• Task to complete: Exactly as written, please set down all of the entries again, with no pictures.

• Records for processing:
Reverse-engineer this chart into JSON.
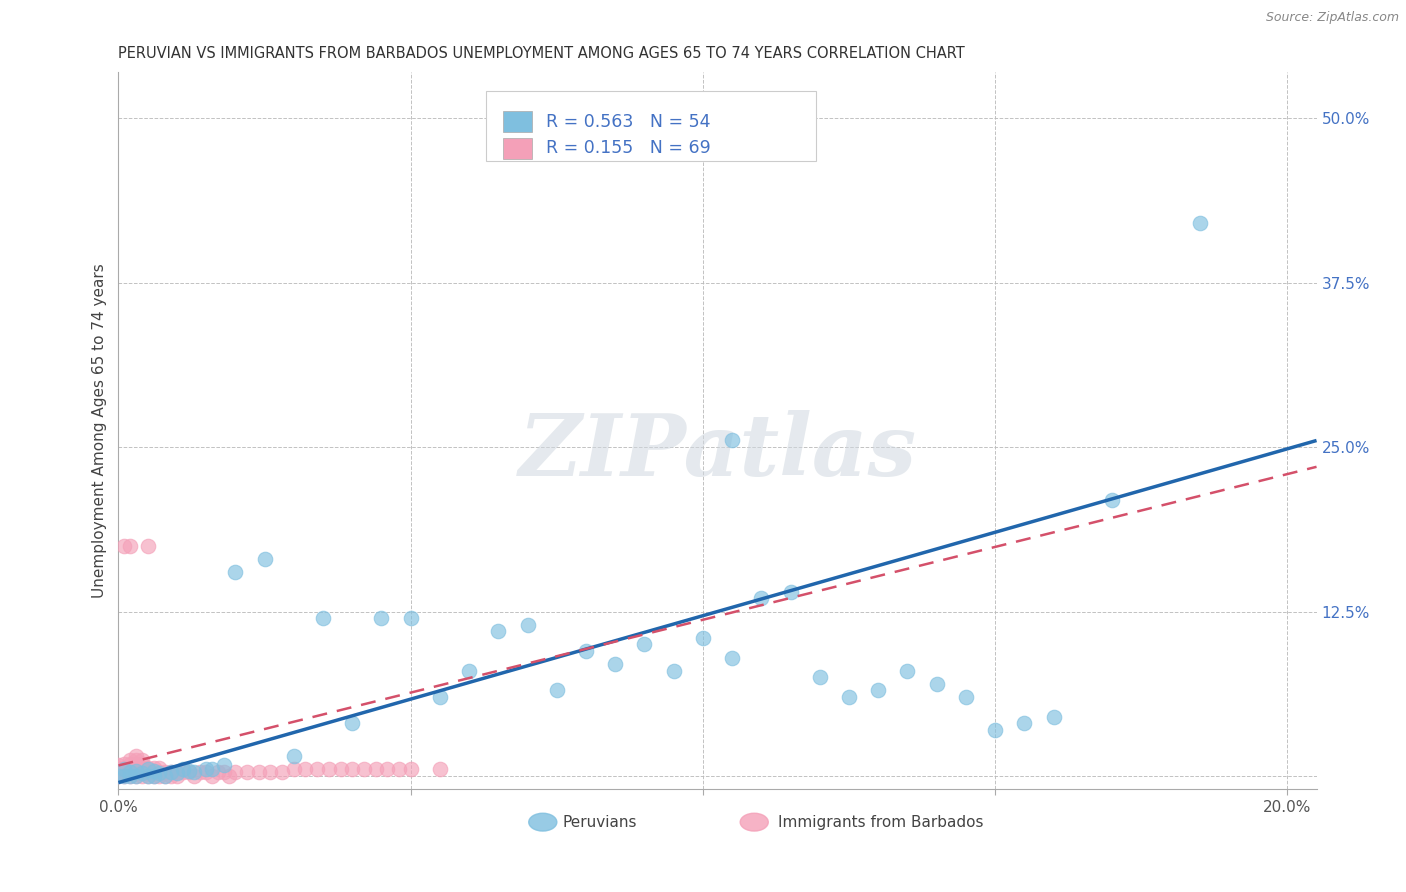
{
  "title": "PERUVIAN VS IMMIGRANTS FROM BARBADOS UNEMPLOYMENT AMONG AGES 65 TO 74 YEARS CORRELATION CHART",
  "source": "Source: ZipAtlas.com",
  "ylabel": "Unemployment Among Ages 65 to 74 years",
  "xlim": [
    0.0,
    0.205
  ],
  "ylim": [
    -0.01,
    0.535
  ],
  "x_ticks": [
    0.0,
    0.05,
    0.1,
    0.15,
    0.2
  ],
  "x_tick_labels": [
    "0.0%",
    "",
    "",
    "",
    "20.0%"
  ],
  "y_ticks": [
    0.0,
    0.125,
    0.25,
    0.375,
    0.5
  ],
  "y_tick_labels": [
    "",
    "12.5%",
    "25.0%",
    "37.5%",
    "50.0%"
  ],
  "peruvian_color": "#7fbfdf",
  "barbados_color": "#f4a0b8",
  "peruvian_line_color": "#2166ac",
  "barbados_line_color": "#d4506a",
  "watermark": "ZIPatlas",
  "legend_label_peru": "Peruvians",
  "legend_label_barb": "Immigrants from Barbados",
  "peru_R": "0.563",
  "peru_N": "54",
  "barb_R": "0.155",
  "barb_N": "69",
  "peru_line": [
    0.0,
    -0.005,
    0.205,
    0.255
  ],
  "barb_line": [
    0.0,
    0.008,
    0.205,
    0.235
  ],
  "peru_x": [
    0.0,
    0.001,
    0.001,
    0.002,
    0.002,
    0.003,
    0.003,
    0.004,
    0.005,
    0.005,
    0.006,
    0.006,
    0.007,
    0.008,
    0.009,
    0.01,
    0.011,
    0.012,
    0.013,
    0.015,
    0.016,
    0.018,
    0.02,
    0.025,
    0.03,
    0.035,
    0.04,
    0.045,
    0.05,
    0.055,
    0.06,
    0.065,
    0.07,
    0.075,
    0.08,
    0.085,
    0.09,
    0.095,
    0.1,
    0.105,
    0.11,
    0.115,
    0.12,
    0.125,
    0.13,
    0.135,
    0.14,
    0.145,
    0.15,
    0.155,
    0.16,
    0.17,
    0.185,
    0.105
  ],
  "peru_y": [
    0.0,
    0.0,
    0.005,
    0.0,
    0.003,
    0.0,
    0.004,
    0.002,
    0.0,
    0.005,
    0.0,
    0.004,
    0.002,
    0.0,
    0.003,
    0.002,
    0.005,
    0.004,
    0.003,
    0.005,
    0.005,
    0.008,
    0.155,
    0.165,
    0.015,
    0.12,
    0.04,
    0.12,
    0.12,
    0.06,
    0.08,
    0.11,
    0.115,
    0.065,
    0.095,
    0.085,
    0.1,
    0.08,
    0.105,
    0.09,
    0.135,
    0.14,
    0.075,
    0.06,
    0.065,
    0.08,
    0.07,
    0.06,
    0.035,
    0.04,
    0.045,
    0.21,
    0.42,
    0.255
  ],
  "barb_x": [
    0.0,
    0.0,
    0.0,
    0.0,
    0.0,
    0.001,
    0.001,
    0.001,
    0.001,
    0.001,
    0.002,
    0.002,
    0.002,
    0.002,
    0.002,
    0.002,
    0.003,
    0.003,
    0.003,
    0.003,
    0.003,
    0.003,
    0.004,
    0.004,
    0.004,
    0.004,
    0.004,
    0.005,
    0.005,
    0.005,
    0.005,
    0.006,
    0.006,
    0.006,
    0.007,
    0.007,
    0.007,
    0.008,
    0.008,
    0.009,
    0.009,
    0.01,
    0.01,
    0.011,
    0.012,
    0.013,
    0.014,
    0.015,
    0.016,
    0.017,
    0.018,
    0.019,
    0.02,
    0.022,
    0.024,
    0.026,
    0.028,
    0.03,
    0.032,
    0.034,
    0.036,
    0.038,
    0.04,
    0.042,
    0.044,
    0.046,
    0.048,
    0.05,
    0.055
  ],
  "barb_y": [
    0.0,
    0.002,
    0.004,
    0.006,
    0.008,
    0.0,
    0.003,
    0.006,
    0.009,
    0.175,
    0.0,
    0.003,
    0.006,
    0.009,
    0.012,
    0.175,
    0.0,
    0.003,
    0.006,
    0.009,
    0.012,
    0.015,
    0.0,
    0.003,
    0.006,
    0.009,
    0.012,
    0.0,
    0.003,
    0.006,
    0.175,
    0.0,
    0.003,
    0.006,
    0.0,
    0.003,
    0.006,
    0.0,
    0.003,
    0.0,
    0.003,
    0.0,
    0.003,
    0.003,
    0.003,
    0.0,
    0.003,
    0.003,
    0.0,
    0.003,
    0.003,
    0.0,
    0.003,
    0.003,
    0.003,
    0.003,
    0.003,
    0.005,
    0.005,
    0.005,
    0.005,
    0.005,
    0.005,
    0.005,
    0.005,
    0.005,
    0.005,
    0.005,
    0.005
  ]
}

• Final answer:
Reverse-engineer this chart into JSON.
{
  "title": "PERUVIAN VS IMMIGRANTS FROM BARBADOS UNEMPLOYMENT AMONG AGES 65 TO 74 YEARS CORRELATION CHART",
  "source": "Source: ZipAtlas.com",
  "ylabel": "Unemployment Among Ages 65 to 74 years",
  "xlim": [
    0.0,
    0.205
  ],
  "ylim": [
    -0.01,
    0.535
  ],
  "x_ticks": [
    0.0,
    0.05,
    0.1,
    0.15,
    0.2
  ],
  "x_tick_labels": [
    "0.0%",
    "",
    "",
    "",
    "20.0%"
  ],
  "y_ticks": [
    0.0,
    0.125,
    0.25,
    0.375,
    0.5
  ],
  "y_tick_labels": [
    "",
    "12.5%",
    "25.0%",
    "37.5%",
    "50.0%"
  ],
  "peruvian_color": "#7fbfdf",
  "barbados_color": "#f4a0b8",
  "peruvian_line_color": "#2166ac",
  "barbados_line_color": "#d4506a",
  "watermark": "ZIPatlas",
  "legend_label_peru": "Peruvians",
  "legend_label_barb": "Immigrants from Barbados",
  "peru_R": "0.563",
  "peru_N": "54",
  "barb_R": "0.155",
  "barb_N": "69",
  "peru_line": [
    0.0,
    -0.005,
    0.205,
    0.255
  ],
  "barb_line": [
    0.0,
    0.008,
    0.205,
    0.235
  ],
  "peru_x": [
    0.0,
    0.001,
    0.001,
    0.002,
    0.002,
    0.003,
    0.003,
    0.004,
    0.005,
    0.005,
    0.006,
    0.006,
    0.007,
    0.008,
    0.009,
    0.01,
    0.011,
    0.012,
    0.013,
    0.015,
    0.016,
    0.018,
    0.02,
    0.025,
    0.03,
    0.035,
    0.04,
    0.045,
    0.05,
    0.055,
    0.06,
    0.065,
    0.07,
    0.075,
    0.08,
    0.085,
    0.09,
    0.095,
    0.1,
    0.105,
    0.11,
    0.115,
    0.12,
    0.125,
    0.13,
    0.135,
    0.14,
    0.145,
    0.15,
    0.155,
    0.16,
    0.17,
    0.185,
    0.105
  ],
  "peru_y": [
    0.0,
    0.0,
    0.005,
    0.0,
    0.003,
    0.0,
    0.004,
    0.002,
    0.0,
    0.005,
    0.0,
    0.004,
    0.002,
    0.0,
    0.003,
    0.002,
    0.005,
    0.004,
    0.003,
    0.005,
    0.005,
    0.008,
    0.155,
    0.165,
    0.015,
    0.12,
    0.04,
    0.12,
    0.12,
    0.06,
    0.08,
    0.11,
    0.115,
    0.065,
    0.095,
    0.085,
    0.1,
    0.08,
    0.105,
    0.09,
    0.135,
    0.14,
    0.075,
    0.06,
    0.065,
    0.08,
    0.07,
    0.06,
    0.035,
    0.04,
    0.045,
    0.21,
    0.42,
    0.255
  ],
  "barb_x": [
    0.0,
    0.0,
    0.0,
    0.0,
    0.0,
    0.001,
    0.001,
    0.001,
    0.001,
    0.001,
    0.002,
    0.002,
    0.002,
    0.002,
    0.002,
    0.002,
    0.003,
    0.003,
    0.003,
    0.003,
    0.003,
    0.003,
    0.004,
    0.004,
    0.004,
    0.004,
    0.004,
    0.005,
    0.005,
    0.005,
    0.005,
    0.006,
    0.006,
    0.006,
    0.007,
    0.007,
    0.007,
    0.008,
    0.008,
    0.009,
    0.009,
    0.01,
    0.01,
    0.011,
    0.012,
    0.013,
    0.014,
    0.015,
    0.016,
    0.017,
    0.018,
    0.019,
    0.02,
    0.022,
    0.024,
    0.026,
    0.028,
    0.03,
    0.032,
    0.034,
    0.036,
    0.038,
    0.04,
    0.042,
    0.044,
    0.046,
    0.048,
    0.05,
    0.055
  ],
  "barb_y": [
    0.0,
    0.002,
    0.004,
    0.006,
    0.008,
    0.0,
    0.003,
    0.006,
    0.009,
    0.175,
    0.0,
    0.003,
    0.006,
    0.009,
    0.012,
    0.175,
    0.0,
    0.003,
    0.006,
    0.009,
    0.012,
    0.015,
    0.0,
    0.003,
    0.006,
    0.009,
    0.012,
    0.0,
    0.003,
    0.006,
    0.175,
    0.0,
    0.003,
    0.006,
    0.0,
    0.003,
    0.006,
    0.0,
    0.003,
    0.0,
    0.003,
    0.0,
    0.003,
    0.003,
    0.003,
    0.0,
    0.003,
    0.003,
    0.0,
    0.003,
    0.003,
    0.0,
    0.003,
    0.003,
    0.003,
    0.003,
    0.003,
    0.005,
    0.005,
    0.005,
    0.005,
    0.005,
    0.005,
    0.005,
    0.005,
    0.005,
    0.005,
    0.005,
    0.005
  ]
}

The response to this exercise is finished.